━━━━━ Data lines ━━━━━

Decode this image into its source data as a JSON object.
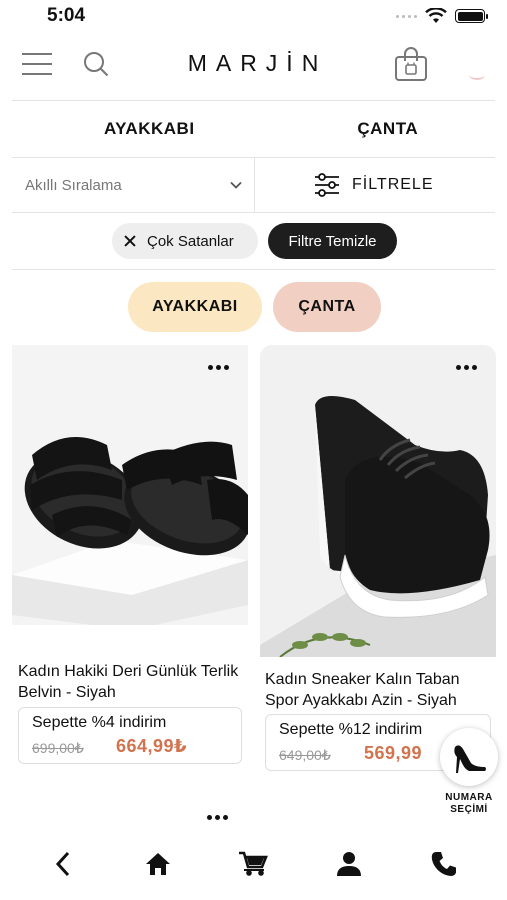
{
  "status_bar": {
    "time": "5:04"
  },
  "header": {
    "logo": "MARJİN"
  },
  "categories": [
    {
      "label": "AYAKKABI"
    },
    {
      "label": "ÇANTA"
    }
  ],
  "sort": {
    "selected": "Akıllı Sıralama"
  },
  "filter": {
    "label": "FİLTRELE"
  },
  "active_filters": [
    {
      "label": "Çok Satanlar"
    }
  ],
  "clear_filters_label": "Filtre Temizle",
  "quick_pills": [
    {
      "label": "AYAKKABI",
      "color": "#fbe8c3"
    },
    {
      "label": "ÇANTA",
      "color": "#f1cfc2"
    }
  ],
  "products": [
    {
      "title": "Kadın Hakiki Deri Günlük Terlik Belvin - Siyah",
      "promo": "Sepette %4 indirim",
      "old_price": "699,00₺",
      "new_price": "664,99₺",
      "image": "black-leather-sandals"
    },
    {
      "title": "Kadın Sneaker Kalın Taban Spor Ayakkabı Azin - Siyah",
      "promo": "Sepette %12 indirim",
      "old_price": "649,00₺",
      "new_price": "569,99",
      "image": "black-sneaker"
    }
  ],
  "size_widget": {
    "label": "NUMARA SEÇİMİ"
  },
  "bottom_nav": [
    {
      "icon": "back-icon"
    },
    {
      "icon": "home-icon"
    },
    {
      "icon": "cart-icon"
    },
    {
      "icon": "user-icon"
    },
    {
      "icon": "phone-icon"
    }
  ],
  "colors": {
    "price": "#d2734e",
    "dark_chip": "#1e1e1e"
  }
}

━━━━━

● **The request**
Transcribe the material exactly, and leave out whatever pictures it holds.

● **Correct output**
Decode this image into its source data as a JSON object.
{
  "status_bar": {
    "time": "5:04"
  },
  "header": {
    "logo": "MARJİN"
  },
  "categories": [
    {
      "label": "AYAKKABI"
    },
    {
      "label": "ÇANTA"
    }
  ],
  "sort": {
    "selected": "Akıllı Sıralama"
  },
  "filter": {
    "label": "FİLTRELE"
  },
  "active_filters": [
    {
      "label": "Çok Satanlar"
    }
  ],
  "clear_filters_label": "Filtre Temizle",
  "quick_pills": [
    {
      "label": "AYAKKABI",
      "color": "#fbe8c3"
    },
    {
      "label": "ÇANTA",
      "color": "#f1cfc2"
    }
  ],
  "products": [
    {
      "title": "Kadın Hakiki Deri Günlük Terlik Belvin - Siyah",
      "promo": "Sepette %4 indirim",
      "old_price": "699,00₺",
      "new_price": "664,99₺",
      "image": "black-leather-sandals"
    },
    {
      "title": "Kadın Sneaker Kalın Taban Spor Ayakkabı Azin - Siyah",
      "promo": "Sepette %12 indirim",
      "old_price": "649,00₺",
      "new_price": "569,99",
      "image": "black-sneaker"
    }
  ],
  "size_widget": {
    "label": "NUMARA SEÇİMİ"
  },
  "bottom_nav": [
    {
      "icon": "back-icon"
    },
    {
      "icon": "home-icon"
    },
    {
      "icon": "cart-icon"
    },
    {
      "icon": "user-icon"
    },
    {
      "icon": "phone-icon"
    }
  ],
  "colors": {
    "price": "#d2734e",
    "dark_chip": "#1e1e1e"
  }
}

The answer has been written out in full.